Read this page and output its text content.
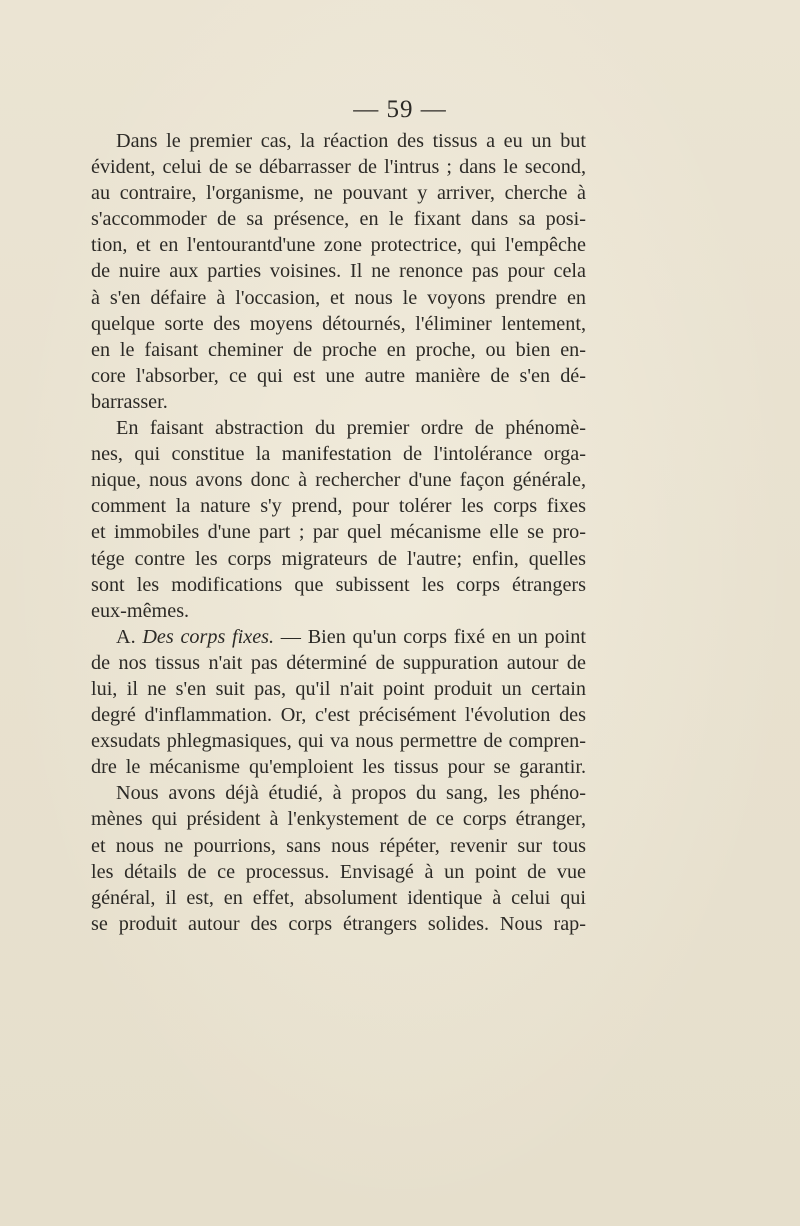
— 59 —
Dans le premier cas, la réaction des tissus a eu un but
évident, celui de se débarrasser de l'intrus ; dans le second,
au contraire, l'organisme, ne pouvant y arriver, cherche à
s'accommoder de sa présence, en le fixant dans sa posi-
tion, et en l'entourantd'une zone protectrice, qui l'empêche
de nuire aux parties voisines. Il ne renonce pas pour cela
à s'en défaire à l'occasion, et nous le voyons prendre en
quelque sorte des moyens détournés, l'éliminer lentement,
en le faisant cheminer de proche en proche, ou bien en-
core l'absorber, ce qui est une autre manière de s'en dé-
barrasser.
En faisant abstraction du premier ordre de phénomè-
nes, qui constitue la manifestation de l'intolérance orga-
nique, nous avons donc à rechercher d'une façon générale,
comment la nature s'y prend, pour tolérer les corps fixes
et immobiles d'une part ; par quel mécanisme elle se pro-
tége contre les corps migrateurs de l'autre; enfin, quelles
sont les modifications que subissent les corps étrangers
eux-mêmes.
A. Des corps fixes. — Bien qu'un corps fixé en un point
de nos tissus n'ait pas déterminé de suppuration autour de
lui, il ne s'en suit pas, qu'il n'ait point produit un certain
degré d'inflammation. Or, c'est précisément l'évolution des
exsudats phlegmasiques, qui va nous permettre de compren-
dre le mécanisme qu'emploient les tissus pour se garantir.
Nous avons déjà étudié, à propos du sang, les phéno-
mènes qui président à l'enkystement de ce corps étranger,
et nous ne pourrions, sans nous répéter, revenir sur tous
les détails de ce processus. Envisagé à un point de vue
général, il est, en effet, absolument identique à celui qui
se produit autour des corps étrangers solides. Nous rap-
========================================
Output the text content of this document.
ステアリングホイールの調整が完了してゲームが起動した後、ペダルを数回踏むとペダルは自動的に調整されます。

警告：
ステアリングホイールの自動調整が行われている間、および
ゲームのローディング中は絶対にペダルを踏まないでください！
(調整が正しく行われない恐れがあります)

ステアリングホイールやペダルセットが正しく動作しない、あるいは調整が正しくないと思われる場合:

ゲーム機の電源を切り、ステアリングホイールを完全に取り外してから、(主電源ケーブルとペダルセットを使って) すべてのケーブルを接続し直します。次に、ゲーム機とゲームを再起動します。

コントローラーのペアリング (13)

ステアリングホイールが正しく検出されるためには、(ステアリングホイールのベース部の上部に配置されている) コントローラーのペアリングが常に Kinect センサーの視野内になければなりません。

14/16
========================================
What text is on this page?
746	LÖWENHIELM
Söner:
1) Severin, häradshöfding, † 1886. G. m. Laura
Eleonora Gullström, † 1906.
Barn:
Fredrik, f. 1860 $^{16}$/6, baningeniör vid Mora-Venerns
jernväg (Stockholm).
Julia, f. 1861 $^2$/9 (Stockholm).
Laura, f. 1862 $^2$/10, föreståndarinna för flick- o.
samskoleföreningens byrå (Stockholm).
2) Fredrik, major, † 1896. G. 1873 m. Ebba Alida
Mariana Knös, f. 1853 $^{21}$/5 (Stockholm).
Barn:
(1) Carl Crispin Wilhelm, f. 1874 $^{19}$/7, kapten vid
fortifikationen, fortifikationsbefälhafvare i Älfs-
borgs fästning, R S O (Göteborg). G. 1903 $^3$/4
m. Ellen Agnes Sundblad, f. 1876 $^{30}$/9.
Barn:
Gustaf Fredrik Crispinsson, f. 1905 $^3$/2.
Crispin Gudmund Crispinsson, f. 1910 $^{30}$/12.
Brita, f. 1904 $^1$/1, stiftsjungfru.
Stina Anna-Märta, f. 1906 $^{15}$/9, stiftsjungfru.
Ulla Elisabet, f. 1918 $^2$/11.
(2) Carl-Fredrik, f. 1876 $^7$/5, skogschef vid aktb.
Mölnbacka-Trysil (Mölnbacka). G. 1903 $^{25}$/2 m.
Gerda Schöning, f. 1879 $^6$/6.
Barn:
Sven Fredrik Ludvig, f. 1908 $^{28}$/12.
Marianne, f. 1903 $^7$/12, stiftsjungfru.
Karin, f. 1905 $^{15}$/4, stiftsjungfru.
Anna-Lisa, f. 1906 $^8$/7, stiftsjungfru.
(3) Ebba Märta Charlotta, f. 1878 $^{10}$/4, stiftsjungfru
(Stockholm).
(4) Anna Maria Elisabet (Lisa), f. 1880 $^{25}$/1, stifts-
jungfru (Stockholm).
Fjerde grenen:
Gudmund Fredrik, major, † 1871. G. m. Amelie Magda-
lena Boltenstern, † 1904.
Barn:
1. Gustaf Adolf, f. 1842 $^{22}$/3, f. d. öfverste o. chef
========================================
Aim of the task. Find every line in the records above that holds the word "corps", and copy each one.

Expected answer.
comment la nature s'y prend, pour tolérer les corps fixes
tége contre les corps migrateurs de l'autre; enfin, quelles
sont les modifications que subissent les corps étrangers
A. Des corps fixes. — Bien qu'un corps fixé en un point
mènes qui président à l'enkystement de ce corps étranger,
se produit autour des corps étrangers solides. Nous rap-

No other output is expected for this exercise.